Records excerpted from a collection:
— start —
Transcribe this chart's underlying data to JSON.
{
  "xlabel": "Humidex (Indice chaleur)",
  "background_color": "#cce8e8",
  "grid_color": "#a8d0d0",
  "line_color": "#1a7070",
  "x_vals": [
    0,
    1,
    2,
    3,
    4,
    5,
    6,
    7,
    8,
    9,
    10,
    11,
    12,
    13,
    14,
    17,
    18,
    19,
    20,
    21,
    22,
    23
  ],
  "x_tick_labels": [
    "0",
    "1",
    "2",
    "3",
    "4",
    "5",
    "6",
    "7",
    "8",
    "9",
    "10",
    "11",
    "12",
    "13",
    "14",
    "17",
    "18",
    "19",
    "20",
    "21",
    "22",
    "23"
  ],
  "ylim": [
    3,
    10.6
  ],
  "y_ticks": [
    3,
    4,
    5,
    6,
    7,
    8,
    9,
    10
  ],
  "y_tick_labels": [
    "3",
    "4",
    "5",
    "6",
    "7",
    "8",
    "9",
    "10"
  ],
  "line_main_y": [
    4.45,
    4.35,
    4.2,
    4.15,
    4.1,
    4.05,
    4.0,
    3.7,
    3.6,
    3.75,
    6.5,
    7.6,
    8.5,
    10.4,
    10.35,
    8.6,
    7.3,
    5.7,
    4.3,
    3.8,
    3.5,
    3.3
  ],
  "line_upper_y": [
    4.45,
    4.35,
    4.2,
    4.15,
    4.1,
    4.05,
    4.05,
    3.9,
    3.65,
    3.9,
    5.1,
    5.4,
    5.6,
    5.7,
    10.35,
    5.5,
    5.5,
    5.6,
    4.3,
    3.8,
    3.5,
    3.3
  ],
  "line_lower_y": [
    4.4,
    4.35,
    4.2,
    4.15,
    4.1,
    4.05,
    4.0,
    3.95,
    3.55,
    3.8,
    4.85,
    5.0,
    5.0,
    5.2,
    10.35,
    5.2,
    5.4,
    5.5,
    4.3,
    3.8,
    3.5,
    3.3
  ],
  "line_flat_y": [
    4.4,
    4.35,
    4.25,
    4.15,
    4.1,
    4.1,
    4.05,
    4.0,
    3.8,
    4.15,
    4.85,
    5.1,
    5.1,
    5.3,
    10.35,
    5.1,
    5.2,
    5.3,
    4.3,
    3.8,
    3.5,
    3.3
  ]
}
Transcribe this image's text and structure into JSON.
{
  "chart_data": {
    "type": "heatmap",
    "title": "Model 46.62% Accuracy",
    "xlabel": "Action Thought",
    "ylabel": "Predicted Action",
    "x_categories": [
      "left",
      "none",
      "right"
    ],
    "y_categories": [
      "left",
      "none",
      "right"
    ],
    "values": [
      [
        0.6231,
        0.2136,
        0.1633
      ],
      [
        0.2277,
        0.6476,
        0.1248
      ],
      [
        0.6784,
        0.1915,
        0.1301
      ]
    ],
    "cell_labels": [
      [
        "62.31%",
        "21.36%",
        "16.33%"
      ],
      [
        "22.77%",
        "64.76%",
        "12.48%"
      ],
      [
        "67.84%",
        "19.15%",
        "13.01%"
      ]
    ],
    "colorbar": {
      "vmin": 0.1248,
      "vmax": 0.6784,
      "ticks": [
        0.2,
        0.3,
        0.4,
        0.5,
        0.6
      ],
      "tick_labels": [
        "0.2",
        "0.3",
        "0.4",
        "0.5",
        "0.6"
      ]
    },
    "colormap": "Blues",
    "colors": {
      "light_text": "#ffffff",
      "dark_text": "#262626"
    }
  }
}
— end —
Each line of the material must be restated exactly.

■ Solution for this problem
Transcribe this chart's underlying data to JSON.
{
  "xlabel": "Humidex (Indice chaleur)",
  "background_color": "#cce8e8",
  "grid_color": "#a8d0d0",
  "line_color": "#1a7070",
  "x_vals": [
    0,
    1,
    2,
    3,
    4,
    5,
    6,
    7,
    8,
    9,
    10,
    11,
    12,
    13,
    14,
    17,
    18,
    19,
    20,
    21,
    22,
    23
  ],
  "x_tick_labels": [
    "0",
    "1",
    "2",
    "3",
    "4",
    "5",
    "6",
    "7",
    "8",
    "9",
    "10",
    "11",
    "12",
    "13",
    "14",
    "17",
    "18",
    "19",
    "20",
    "21",
    "22",
    "23"
  ],
  "ylim": [
    3,
    10.6
  ],
  "y_ticks": [
    3,
    4,
    5,
    6,
    7,
    8,
    9,
    10
  ],
  "y_tick_labels": [
    "3",
    "4",
    "5",
    "6",
    "7",
    "8",
    "9",
    "10"
  ],
  "line_main_y": [
    4.45,
    4.35,
    4.2,
    4.15,
    4.1,
    4.05,
    4.0,
    3.7,
    3.6,
    3.75,
    6.5,
    7.6,
    8.5,
    10.4,
    10.35,
    8.6,
    7.3,
    5.7,
    4.3,
    3.8,
    3.5,
    3.3
  ],
  "line_upper_y": [
    4.45,
    4.35,
    4.2,
    4.15,
    4.1,
    4.05,
    4.05,
    3.9,
    3.65,
    3.9,
    5.1,
    5.4,
    5.6,
    5.7,
    10.35,
    5.5,
    5.5,
    5.6,
    4.3,
    3.8,
    3.5,
    3.3
  ],
  "line_lower_y": [
    4.4,
    4.35,
    4.2,
    4.15,
    4.1,
    4.05,
    4.0,
    3.95,
    3.55,
    3.8,
    4.85,
    5.0,
    5.0,
    5.2,
    10.35,
    5.2,
    5.4,
    5.5,
    4.3,
    3.8,
    3.5,
    3.3
  ],
  "line_flat_y": [
    4.4,
    4.35,
    4.25,
    4.15,
    4.1,
    4.1,
    4.05,
    4.0,
    3.8,
    4.15,
    4.85,
    5.1,
    5.1,
    5.3,
    10.35,
    5.1,
    5.2,
    5.3,
    4.3,
    3.8,
    3.5,
    3.3
  ]
}
Transcribe this image's text and structure into JSON.
{
  "chart_data": {
    "type": "heatmap",
    "title": "Model 46.62% Accuracy",
    "xlabel": "Action Thought",
    "ylabel": "Predicted Action",
    "x_categories": [
      "left",
      "none",
      "right"
    ],
    "y_categories": [
      "left",
      "none",
      "right"
    ],
    "values": [
      [
        0.6231,
        0.2136,
        0.1633
      ],
      [
        0.2277,
        0.6476,
        0.1248
      ],
      [
        0.6784,
        0.1915,
        0.1301
      ]
    ],
    "cell_labels": [
      [
        "62.31%",
        "21.36%",
        "16.33%"
      ],
      [
        "22.77%",
        "64.76%",
        "12.48%"
      ],
      [
        "67.84%",
        "19.15%",
        "13.01%"
      ]
    ],
    "colorbar": {
      "vmin": 0.1248,
      "vmax": 0.6784,
      "ticks": [
        0.2,
        0.3,
        0.4,
        0.5,
        0.6
      ],
      "tick_labels": [
        "0.2",
        "0.3",
        "0.4",
        "0.5",
        "0.6"
      ]
    },
    "colormap": "Blues",
    "colors": {
      "light_text": "#ffffff",
      "dark_text": "#262626"
    }
  }
}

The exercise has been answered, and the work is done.